== Provided records ==
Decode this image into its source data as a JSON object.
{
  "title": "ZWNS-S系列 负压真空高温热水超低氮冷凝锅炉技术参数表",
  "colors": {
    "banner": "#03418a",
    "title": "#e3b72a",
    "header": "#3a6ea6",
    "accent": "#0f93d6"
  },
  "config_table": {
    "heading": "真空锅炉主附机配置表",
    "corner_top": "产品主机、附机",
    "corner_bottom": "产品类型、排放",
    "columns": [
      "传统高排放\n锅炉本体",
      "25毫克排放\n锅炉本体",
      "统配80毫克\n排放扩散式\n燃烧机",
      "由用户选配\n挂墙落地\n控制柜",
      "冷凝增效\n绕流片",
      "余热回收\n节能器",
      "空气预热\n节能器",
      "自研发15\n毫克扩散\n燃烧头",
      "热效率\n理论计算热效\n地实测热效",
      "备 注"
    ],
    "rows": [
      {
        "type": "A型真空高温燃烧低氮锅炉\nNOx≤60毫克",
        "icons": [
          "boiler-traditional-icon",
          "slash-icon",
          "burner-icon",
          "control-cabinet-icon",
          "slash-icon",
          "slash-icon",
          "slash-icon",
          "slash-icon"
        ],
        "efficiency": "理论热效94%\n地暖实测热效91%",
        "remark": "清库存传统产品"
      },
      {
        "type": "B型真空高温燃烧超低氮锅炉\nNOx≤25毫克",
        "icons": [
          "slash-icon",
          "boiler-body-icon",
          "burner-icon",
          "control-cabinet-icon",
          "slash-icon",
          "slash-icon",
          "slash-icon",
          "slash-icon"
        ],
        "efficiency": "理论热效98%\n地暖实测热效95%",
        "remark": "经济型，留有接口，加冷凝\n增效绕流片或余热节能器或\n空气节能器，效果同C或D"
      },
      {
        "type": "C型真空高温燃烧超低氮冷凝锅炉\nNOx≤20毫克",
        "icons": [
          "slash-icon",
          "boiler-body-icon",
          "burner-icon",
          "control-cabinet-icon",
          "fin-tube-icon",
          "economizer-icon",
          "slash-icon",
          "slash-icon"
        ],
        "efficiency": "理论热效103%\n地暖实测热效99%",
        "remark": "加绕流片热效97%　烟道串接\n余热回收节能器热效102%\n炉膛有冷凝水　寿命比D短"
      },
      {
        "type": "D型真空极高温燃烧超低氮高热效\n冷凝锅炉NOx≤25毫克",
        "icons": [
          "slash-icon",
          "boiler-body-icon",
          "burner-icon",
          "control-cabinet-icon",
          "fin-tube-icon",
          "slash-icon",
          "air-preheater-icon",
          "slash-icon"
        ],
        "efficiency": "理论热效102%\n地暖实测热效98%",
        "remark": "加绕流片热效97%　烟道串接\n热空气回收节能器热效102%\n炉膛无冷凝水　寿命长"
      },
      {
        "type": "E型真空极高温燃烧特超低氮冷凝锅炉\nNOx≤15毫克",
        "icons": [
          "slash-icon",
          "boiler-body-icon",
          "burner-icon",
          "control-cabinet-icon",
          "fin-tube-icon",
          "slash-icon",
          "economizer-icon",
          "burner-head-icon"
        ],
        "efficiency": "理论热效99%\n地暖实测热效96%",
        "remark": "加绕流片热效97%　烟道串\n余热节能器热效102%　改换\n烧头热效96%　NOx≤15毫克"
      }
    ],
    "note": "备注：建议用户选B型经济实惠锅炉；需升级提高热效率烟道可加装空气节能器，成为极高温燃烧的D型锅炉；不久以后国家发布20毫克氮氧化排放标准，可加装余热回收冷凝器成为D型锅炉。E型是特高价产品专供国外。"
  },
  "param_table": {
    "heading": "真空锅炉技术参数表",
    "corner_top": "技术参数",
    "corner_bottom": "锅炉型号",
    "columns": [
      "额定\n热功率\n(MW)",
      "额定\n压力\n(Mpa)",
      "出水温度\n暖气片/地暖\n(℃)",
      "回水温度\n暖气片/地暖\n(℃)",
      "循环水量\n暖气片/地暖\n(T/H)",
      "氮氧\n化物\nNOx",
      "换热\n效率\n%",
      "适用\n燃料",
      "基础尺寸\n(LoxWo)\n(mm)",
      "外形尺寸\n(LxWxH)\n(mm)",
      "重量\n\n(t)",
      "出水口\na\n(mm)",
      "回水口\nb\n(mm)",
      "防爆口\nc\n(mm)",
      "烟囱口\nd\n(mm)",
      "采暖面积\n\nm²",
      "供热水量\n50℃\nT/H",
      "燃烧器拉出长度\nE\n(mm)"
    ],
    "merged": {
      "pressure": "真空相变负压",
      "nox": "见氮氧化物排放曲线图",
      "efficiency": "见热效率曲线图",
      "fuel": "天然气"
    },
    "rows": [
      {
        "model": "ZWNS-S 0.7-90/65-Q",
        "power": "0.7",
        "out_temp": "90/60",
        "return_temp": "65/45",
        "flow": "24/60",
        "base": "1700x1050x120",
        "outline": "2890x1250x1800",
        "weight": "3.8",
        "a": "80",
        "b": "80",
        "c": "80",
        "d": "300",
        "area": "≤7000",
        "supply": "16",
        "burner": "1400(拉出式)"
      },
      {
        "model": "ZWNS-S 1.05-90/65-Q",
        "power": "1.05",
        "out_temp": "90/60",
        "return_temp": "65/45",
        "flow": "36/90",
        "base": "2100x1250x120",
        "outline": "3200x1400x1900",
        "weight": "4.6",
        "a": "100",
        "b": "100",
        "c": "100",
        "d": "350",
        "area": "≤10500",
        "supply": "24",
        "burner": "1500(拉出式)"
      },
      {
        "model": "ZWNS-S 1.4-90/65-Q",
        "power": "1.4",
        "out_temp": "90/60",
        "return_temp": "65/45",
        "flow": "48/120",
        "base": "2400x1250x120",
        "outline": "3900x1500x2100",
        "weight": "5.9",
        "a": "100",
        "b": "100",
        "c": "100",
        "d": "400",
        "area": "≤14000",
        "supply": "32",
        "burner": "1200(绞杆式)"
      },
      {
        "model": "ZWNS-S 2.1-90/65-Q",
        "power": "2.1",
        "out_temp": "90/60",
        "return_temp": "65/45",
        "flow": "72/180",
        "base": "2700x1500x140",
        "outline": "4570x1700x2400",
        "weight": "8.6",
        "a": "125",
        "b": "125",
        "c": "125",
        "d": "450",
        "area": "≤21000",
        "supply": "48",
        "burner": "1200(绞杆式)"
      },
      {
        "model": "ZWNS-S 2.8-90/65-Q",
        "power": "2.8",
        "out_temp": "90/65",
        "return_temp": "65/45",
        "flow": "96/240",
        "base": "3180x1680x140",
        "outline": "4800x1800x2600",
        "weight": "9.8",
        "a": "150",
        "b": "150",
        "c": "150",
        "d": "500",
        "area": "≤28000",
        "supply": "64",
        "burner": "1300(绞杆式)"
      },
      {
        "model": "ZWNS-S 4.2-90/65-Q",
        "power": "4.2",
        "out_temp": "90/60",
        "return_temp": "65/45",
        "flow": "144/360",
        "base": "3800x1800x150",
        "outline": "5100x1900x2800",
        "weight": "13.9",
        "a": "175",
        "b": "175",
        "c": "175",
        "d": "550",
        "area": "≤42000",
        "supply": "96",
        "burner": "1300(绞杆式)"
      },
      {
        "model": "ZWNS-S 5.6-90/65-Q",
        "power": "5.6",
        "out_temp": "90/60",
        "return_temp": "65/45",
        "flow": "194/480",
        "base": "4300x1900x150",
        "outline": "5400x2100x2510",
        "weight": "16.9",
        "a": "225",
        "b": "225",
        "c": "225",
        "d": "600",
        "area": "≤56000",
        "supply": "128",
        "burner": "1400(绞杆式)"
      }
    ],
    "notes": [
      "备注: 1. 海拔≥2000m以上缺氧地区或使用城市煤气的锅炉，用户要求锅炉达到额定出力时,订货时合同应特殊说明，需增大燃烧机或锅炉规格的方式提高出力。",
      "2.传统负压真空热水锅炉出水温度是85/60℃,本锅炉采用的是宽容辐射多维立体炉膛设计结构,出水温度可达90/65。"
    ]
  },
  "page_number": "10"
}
* * *
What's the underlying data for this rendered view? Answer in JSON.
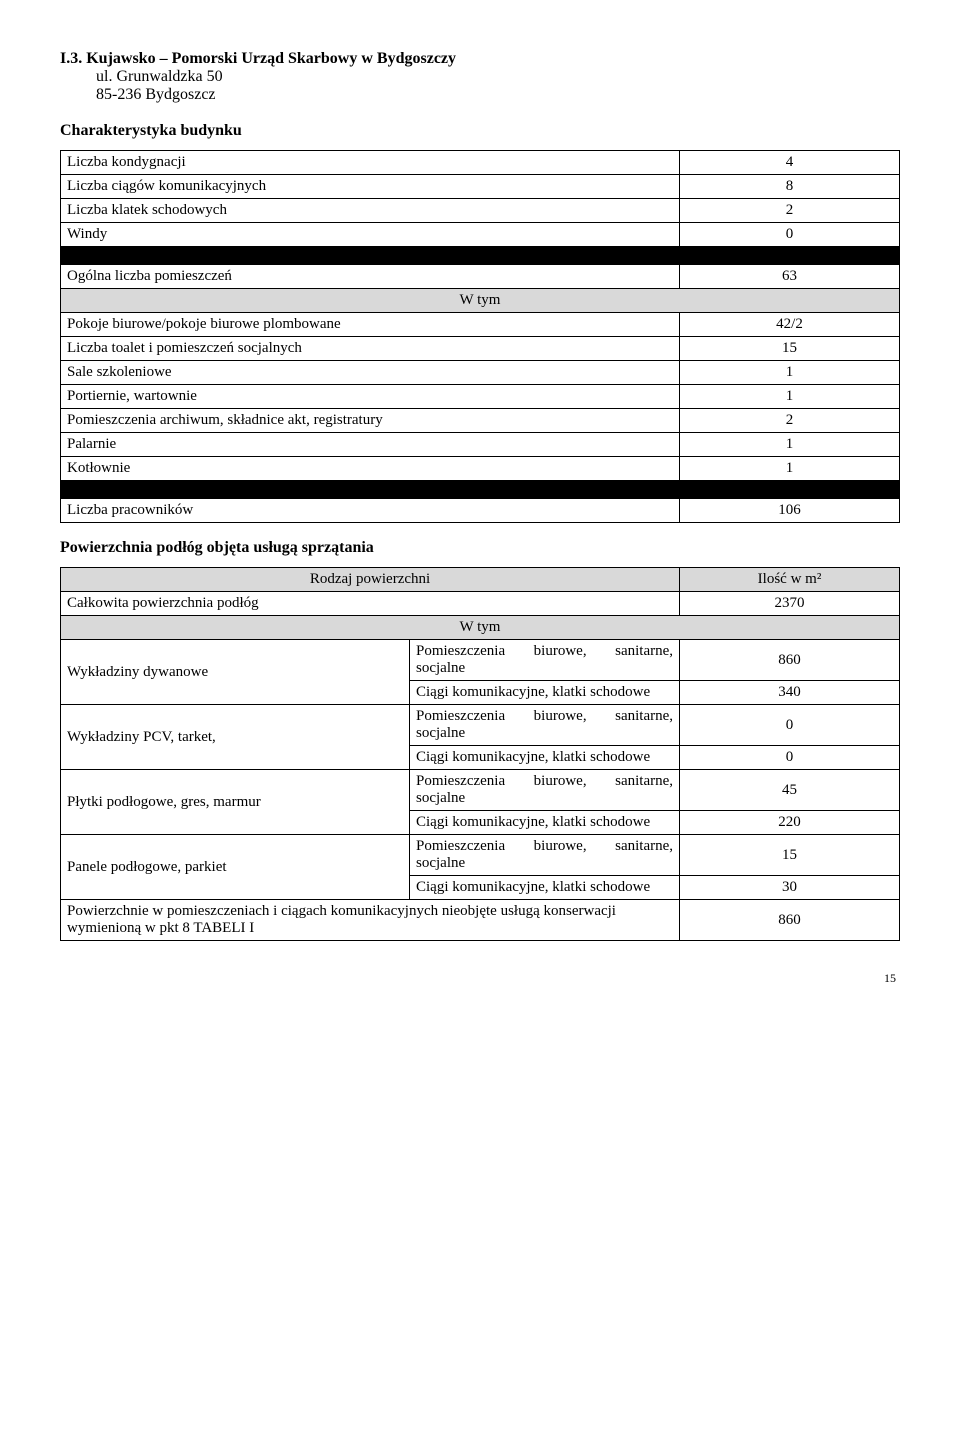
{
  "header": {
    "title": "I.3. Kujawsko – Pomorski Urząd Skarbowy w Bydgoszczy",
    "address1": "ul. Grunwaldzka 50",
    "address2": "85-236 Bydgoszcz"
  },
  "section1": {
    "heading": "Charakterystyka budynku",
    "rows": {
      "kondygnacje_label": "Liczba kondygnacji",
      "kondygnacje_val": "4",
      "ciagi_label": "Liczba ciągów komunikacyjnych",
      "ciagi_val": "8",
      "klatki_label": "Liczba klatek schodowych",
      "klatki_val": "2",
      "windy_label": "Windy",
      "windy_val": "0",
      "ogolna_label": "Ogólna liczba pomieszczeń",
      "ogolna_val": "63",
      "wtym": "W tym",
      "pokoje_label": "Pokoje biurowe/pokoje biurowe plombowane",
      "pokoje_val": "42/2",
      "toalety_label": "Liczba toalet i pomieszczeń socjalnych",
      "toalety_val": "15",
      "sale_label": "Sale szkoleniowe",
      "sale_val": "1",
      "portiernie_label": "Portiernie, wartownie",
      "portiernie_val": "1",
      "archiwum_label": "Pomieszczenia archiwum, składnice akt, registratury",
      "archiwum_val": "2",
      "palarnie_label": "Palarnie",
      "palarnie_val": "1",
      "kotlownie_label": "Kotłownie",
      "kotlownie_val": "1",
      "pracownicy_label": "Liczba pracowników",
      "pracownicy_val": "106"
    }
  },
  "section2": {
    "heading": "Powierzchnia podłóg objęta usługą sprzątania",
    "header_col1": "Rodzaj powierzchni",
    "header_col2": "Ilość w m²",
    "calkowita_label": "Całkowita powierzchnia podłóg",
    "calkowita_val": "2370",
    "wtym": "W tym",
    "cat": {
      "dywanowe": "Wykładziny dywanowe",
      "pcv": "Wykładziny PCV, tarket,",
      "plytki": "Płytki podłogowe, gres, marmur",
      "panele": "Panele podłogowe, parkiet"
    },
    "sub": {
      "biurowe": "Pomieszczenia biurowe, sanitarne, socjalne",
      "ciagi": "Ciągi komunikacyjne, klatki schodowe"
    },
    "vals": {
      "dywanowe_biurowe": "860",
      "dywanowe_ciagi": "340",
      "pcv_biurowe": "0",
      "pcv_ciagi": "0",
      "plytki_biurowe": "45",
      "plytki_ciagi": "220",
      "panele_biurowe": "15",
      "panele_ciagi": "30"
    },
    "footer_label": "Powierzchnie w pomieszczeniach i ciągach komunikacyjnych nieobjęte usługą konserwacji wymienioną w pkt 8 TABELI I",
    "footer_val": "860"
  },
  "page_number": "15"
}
==
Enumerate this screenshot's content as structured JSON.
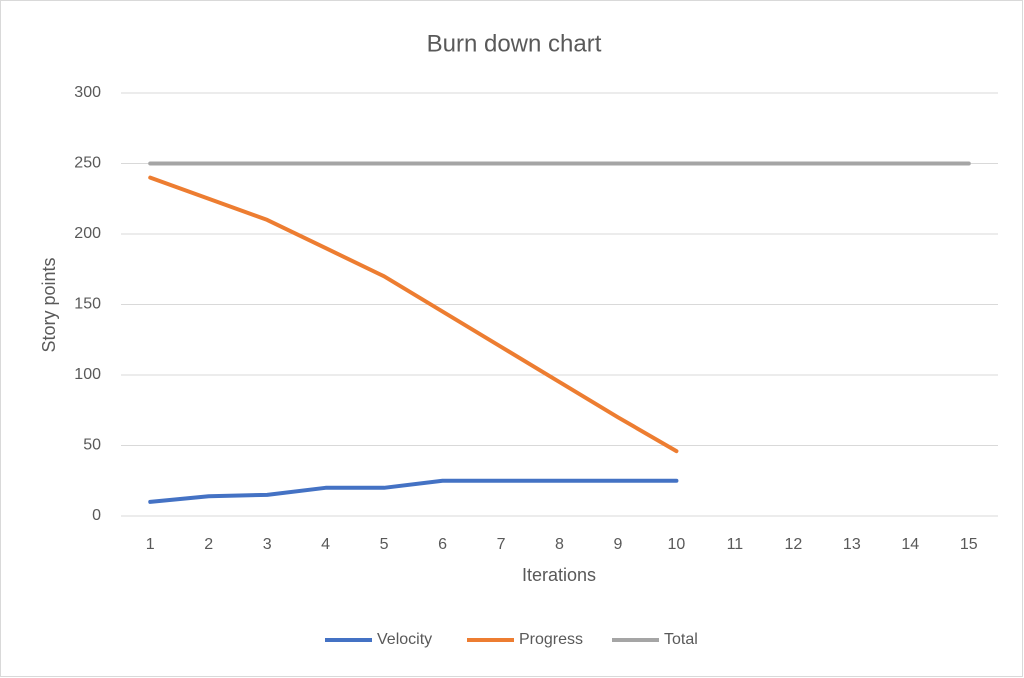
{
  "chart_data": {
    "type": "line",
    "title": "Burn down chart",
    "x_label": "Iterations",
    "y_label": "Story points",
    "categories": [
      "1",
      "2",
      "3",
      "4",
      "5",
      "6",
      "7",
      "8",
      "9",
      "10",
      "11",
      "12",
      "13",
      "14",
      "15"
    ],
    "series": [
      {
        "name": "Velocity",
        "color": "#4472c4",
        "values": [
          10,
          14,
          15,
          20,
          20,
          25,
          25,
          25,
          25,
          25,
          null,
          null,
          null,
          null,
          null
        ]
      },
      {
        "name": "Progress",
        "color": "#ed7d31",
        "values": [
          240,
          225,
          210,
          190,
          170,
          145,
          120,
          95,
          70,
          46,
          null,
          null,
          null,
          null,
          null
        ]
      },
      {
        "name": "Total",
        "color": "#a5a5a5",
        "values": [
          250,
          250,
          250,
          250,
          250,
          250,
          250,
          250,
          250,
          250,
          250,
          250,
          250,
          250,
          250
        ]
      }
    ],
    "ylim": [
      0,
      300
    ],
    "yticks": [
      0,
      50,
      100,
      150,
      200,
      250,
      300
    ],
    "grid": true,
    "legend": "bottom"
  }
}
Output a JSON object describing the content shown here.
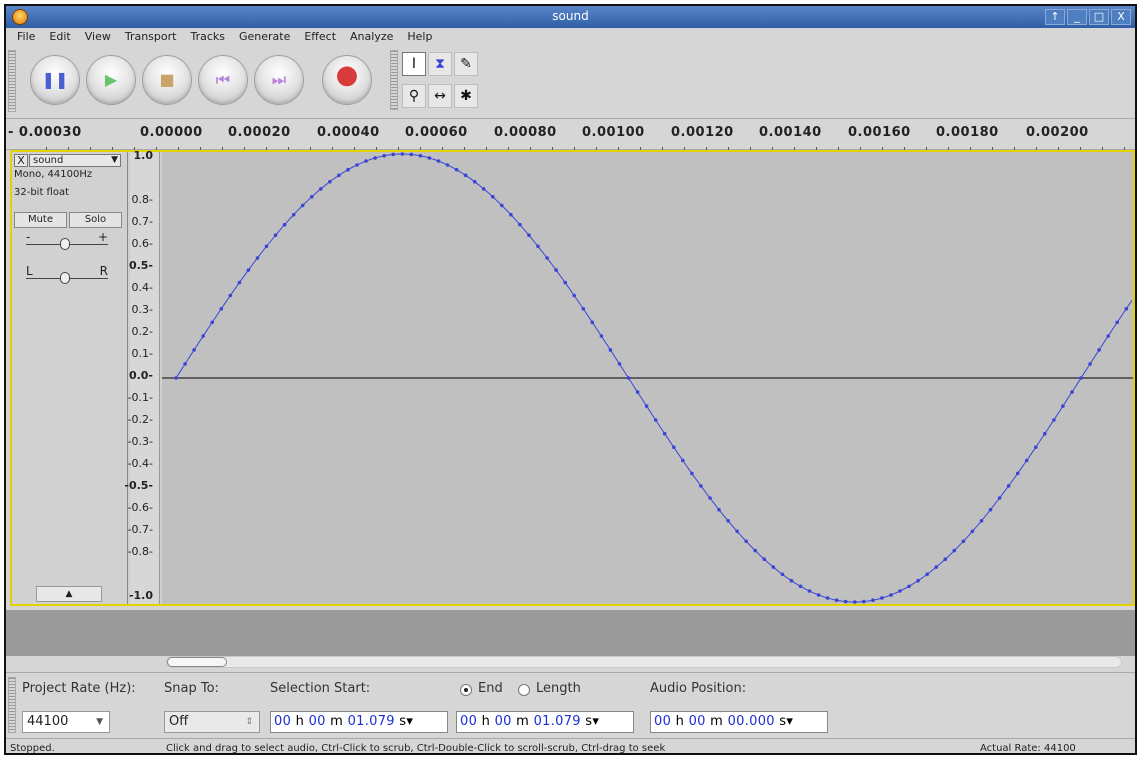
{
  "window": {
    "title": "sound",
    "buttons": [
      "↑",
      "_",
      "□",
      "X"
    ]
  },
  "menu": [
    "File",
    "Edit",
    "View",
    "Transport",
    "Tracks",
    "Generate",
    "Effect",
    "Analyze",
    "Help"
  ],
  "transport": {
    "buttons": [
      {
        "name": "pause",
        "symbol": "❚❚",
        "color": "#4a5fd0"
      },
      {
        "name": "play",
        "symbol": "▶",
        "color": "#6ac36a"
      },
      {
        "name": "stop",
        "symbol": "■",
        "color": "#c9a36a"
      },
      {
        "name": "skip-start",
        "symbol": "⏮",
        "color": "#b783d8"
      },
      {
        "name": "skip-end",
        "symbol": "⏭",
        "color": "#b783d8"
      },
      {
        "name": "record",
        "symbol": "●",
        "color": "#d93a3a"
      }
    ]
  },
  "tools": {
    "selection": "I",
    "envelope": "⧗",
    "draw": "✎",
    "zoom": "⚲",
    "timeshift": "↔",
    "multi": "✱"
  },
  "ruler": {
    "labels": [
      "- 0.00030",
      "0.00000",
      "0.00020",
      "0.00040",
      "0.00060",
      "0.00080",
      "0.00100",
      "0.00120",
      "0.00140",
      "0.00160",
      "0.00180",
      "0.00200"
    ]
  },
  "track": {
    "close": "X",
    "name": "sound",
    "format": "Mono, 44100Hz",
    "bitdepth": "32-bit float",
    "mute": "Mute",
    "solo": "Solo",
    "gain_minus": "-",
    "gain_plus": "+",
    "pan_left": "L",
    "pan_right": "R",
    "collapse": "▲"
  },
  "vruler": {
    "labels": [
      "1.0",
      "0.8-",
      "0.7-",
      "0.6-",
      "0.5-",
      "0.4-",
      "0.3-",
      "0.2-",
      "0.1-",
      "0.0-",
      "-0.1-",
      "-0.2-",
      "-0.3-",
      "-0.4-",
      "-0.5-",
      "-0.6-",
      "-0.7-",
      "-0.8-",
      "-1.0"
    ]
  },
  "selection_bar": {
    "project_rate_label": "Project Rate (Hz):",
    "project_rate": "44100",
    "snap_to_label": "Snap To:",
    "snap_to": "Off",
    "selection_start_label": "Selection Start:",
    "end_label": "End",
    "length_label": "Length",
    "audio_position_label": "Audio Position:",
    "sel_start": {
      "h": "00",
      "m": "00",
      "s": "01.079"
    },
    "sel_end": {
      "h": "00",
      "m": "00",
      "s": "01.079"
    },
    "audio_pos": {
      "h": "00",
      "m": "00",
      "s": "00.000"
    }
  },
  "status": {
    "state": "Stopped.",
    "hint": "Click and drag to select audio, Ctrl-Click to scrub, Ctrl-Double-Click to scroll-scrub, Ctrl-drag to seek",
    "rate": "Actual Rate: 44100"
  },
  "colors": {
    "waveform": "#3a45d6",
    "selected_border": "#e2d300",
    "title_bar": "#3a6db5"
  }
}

== Written exercise ==
Search the data above for the word "this", then gather each line in which it appears.

== Exercise response ==
Decode this image into its source data as a JSON object.
What's the underlying data for this rendered view? Answer in JSON.
Enumerate this screenshot's content as structured JSON.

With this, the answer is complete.